§ **Directions**: List the username of every person who posted in the forum thread below about remote coding experience.

Page excerpt below:

# How much expierence is needed to be a remote coder?



## cingram (Mar 14, 2019)

Ok this is more like a survey. I keep hearing from students that they were told they could work from home right away. Im saying 2 years expierence to work remotely. What does everyone think the minimum expierence would be to work from home in this field?


----------



## Kristen Bensel (Mar 14, 2019)

When I first got certified, I was able to work from home only because I had worked for the company for 4 years already and they knew my work ethic. I really think it depends on who you get hired by.


----------



## meghanhannus (Mar 14, 2019)

cingram said:


> Ok this is more like a survey. I keep hearing from students that they were told they could work from home right away. Im saying 2 years expierence to work remotely. What does everyone think the minimum expierence would be to work from home in this field?



I think most places would like at least 3 years experience.


----------



## TThivierge (Mar 14, 2019)

*Remote Coding*

Hi

I know if you apply they will test you on your coding knowledge depending on what type of coding will do..inpatient, risk adjustment/HCC or, EMR rooms, or  outpatient . So gear up for this knowledge.

I hope this helps you

Lady T


----------



## twizzle (Mar 24, 2019)

*Experience for remote coding*



cingram said:


> Ok this is more like a survey. I keep hearing from students that they were told they could work from home right away. Im saying 2 years expierence to work remotely. What does everyone think the minimum expierence would be to work from home in this field?



Most employers seem to require at least 3 years of coding experience with some requiring 5 years before they will entertain remote work.

There are some companies who will train newly-certified coders without experience to work remotely but they are few and far. Certainly the mantra 'work from home and earn $60000/yr as a medical coder' is only partly true but unlikely to happen straight after being certified (which you most certainly need to work remotely).


----------

End of Page excerpt.
Dataset content below:

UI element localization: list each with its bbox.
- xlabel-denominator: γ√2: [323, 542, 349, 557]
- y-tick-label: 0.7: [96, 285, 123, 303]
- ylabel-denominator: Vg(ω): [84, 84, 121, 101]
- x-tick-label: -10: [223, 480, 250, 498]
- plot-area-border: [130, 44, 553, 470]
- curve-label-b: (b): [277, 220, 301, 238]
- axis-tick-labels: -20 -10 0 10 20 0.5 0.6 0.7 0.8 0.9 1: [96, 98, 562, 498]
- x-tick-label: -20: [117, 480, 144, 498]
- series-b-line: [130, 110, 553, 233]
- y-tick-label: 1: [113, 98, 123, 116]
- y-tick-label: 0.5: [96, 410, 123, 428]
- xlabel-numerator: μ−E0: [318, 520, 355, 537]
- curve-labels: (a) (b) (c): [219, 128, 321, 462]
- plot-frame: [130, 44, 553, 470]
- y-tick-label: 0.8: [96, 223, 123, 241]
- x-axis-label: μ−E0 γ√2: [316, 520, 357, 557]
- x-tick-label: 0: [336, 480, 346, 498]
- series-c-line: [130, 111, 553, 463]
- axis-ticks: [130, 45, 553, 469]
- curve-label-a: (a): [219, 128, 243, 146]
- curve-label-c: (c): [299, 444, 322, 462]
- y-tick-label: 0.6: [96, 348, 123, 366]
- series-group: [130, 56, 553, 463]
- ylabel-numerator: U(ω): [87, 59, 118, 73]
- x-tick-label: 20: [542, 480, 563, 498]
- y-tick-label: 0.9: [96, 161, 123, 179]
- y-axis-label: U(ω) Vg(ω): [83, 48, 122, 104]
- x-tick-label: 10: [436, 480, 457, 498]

End of Dataset content.

§ **Solution for this exercise**:
cingram
Kristen Bensel
meghanhannus
TThivierge
twizzle